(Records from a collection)
• • • •

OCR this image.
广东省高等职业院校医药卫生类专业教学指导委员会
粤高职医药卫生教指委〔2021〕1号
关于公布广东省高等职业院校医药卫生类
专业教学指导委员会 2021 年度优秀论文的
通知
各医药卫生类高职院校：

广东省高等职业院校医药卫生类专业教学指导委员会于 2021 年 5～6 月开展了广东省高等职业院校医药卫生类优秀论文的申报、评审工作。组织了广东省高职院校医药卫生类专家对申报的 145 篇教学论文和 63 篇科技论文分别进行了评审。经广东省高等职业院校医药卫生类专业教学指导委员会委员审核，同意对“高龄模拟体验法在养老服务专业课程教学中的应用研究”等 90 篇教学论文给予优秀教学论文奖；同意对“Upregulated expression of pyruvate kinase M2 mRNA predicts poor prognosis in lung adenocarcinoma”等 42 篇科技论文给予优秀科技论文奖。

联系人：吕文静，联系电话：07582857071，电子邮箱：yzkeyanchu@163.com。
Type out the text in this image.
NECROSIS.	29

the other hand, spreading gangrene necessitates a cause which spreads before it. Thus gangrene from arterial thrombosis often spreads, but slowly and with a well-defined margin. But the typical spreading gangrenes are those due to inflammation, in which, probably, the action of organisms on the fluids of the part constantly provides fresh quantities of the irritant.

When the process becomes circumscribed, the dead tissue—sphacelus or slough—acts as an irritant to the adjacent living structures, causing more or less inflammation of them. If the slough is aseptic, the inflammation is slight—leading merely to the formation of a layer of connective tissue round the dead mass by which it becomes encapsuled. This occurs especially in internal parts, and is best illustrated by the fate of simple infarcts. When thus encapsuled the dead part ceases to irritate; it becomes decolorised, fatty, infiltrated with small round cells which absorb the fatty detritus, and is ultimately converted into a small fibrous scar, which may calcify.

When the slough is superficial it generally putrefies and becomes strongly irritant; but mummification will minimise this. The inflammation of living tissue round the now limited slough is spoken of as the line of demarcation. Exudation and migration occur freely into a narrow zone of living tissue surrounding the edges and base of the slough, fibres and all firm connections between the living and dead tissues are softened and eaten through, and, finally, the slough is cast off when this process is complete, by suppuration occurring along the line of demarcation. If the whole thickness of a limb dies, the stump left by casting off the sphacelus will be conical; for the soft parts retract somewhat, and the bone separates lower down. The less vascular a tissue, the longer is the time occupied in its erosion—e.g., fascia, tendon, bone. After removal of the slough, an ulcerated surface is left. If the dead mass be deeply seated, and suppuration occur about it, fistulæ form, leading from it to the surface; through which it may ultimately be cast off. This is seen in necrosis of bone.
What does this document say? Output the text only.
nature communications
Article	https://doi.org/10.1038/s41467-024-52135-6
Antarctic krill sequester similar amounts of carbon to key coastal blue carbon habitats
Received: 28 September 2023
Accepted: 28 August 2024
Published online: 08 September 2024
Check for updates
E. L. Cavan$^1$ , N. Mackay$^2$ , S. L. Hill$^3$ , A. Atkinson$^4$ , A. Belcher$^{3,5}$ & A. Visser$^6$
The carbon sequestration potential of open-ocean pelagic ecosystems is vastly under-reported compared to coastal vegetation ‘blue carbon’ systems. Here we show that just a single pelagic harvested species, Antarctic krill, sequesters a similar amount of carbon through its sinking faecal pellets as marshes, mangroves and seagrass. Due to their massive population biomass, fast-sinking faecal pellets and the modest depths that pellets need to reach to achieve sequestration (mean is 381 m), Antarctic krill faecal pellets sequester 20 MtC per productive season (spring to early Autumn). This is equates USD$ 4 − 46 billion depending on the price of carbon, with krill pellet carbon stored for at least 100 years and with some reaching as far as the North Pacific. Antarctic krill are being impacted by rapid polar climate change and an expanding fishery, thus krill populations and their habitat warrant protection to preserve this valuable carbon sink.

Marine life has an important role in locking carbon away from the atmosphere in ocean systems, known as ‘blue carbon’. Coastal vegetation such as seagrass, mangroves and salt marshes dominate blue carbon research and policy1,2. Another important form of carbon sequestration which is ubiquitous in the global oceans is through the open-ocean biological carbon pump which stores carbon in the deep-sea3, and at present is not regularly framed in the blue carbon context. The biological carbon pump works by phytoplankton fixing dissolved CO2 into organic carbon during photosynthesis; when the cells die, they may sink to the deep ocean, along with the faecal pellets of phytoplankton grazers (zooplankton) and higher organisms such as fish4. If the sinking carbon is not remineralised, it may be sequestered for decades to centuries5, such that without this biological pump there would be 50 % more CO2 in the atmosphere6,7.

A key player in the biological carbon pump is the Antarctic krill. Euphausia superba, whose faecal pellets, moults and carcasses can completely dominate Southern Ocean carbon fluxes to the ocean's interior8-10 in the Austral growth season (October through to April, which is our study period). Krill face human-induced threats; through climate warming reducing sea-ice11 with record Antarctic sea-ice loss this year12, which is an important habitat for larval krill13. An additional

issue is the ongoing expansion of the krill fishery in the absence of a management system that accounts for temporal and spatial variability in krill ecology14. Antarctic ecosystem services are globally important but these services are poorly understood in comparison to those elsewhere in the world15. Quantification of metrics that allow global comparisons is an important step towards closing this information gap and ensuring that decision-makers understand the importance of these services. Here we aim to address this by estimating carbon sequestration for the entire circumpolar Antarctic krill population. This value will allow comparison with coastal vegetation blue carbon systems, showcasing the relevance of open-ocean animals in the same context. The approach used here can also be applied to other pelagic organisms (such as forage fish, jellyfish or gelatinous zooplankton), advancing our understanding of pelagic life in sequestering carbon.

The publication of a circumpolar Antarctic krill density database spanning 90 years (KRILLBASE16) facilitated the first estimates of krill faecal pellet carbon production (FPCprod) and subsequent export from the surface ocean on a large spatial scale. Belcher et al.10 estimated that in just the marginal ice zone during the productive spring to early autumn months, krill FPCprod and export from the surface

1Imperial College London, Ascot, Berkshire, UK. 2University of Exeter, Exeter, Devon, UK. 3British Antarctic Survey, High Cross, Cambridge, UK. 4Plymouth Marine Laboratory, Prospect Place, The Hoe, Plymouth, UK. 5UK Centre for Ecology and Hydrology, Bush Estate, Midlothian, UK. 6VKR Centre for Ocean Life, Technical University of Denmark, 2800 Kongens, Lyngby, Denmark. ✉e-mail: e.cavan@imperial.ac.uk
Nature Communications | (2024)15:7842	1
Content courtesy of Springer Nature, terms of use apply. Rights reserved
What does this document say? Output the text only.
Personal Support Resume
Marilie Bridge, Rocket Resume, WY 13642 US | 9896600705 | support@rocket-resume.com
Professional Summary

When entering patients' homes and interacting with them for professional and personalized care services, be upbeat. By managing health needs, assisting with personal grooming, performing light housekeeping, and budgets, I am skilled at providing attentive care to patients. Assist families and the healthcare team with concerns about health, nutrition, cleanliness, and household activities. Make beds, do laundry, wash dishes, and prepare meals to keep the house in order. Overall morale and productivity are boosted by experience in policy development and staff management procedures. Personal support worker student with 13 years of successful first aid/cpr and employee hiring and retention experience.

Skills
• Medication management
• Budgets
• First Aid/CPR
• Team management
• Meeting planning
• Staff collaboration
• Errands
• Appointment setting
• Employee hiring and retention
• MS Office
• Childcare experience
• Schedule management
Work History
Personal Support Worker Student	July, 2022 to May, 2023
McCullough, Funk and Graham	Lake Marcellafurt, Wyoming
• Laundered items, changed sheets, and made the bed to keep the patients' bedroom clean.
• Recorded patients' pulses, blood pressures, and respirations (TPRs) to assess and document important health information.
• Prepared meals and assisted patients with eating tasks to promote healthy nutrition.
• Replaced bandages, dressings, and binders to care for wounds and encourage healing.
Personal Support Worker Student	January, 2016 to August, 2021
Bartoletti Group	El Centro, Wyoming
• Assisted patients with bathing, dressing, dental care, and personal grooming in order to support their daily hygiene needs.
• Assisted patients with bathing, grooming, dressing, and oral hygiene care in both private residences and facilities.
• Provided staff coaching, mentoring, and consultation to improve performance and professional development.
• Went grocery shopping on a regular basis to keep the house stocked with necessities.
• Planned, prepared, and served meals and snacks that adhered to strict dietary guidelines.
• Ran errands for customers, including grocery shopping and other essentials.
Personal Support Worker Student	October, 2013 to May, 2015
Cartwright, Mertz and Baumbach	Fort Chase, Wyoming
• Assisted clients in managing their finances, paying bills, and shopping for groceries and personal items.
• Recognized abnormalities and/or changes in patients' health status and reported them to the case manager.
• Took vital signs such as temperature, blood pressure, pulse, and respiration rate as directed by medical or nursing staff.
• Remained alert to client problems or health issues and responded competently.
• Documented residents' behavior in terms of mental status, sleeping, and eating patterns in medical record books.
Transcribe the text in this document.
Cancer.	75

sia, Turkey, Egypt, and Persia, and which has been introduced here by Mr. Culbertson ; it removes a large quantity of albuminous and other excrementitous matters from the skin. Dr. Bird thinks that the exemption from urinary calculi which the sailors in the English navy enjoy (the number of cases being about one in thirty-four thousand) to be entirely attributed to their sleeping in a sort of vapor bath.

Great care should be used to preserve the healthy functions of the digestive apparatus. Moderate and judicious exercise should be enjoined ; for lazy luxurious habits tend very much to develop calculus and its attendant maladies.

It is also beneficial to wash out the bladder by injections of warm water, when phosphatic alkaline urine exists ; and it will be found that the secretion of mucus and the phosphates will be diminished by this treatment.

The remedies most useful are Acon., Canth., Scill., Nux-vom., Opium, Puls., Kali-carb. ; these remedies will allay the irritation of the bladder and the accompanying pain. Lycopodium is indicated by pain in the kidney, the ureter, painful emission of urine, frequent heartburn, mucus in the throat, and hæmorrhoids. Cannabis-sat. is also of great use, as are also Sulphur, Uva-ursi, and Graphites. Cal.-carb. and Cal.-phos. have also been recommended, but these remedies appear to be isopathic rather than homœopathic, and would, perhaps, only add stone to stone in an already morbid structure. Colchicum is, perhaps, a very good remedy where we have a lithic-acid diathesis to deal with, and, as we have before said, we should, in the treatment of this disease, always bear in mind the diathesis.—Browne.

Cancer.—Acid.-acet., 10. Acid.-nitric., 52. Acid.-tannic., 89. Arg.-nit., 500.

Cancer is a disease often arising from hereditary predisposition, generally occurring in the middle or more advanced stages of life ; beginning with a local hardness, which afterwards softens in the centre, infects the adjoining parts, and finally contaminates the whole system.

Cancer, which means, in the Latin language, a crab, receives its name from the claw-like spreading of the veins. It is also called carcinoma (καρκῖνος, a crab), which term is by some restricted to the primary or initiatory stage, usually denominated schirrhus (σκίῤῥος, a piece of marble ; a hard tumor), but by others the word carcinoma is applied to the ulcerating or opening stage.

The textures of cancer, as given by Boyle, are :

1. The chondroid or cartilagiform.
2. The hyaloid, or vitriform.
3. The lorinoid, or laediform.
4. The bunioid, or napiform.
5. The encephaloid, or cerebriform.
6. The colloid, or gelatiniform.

• • • •

§ **Exercise directions**
Using the records above, copy every line that has the word "them" in it.

§ **Task output**
When the process becomes circumscribed, the dead tissue—sphacelus or slough—acts as an irritant to the adjacent living structures, causing more or less inflammation of them. If the slough is aseptic, the inflammation is slight—leading merely to the formation of a layer of connective tissue round the dead mass by which it becomes encapsuled. This occurs especially in internal parts, and is best illustrated by the fate of simple infarcts. When thus encapsuled the dead part ceases to irritate; it becomes decolorised, fatty, infiltrated with small round cells which absorb the fatty detritus, and is ultimately converted into a small fibrous scar, which may calcify.
When entering patients' homes and interacting with them for professional and personalized care services, be upbeat. By managing health needs, assisting with personal grooming, performing light housekeeping, and budgets, I am skilled at providing attentive care to patients. Assist families and the healthcare team with concerns about health, nutrition, cleanliness, and household activities. Make beds, do laundry, wash dishes, and prepare meals to keep the house in order. Overall morale and productivity are boosted by experience in policy development and staff management procedures. Personal support worker student with 13 years of successful first aid/cpr and employee hiring and retention experience.
• Recognized abnormalities and/or changes in patients' health status and reported them to the case manager.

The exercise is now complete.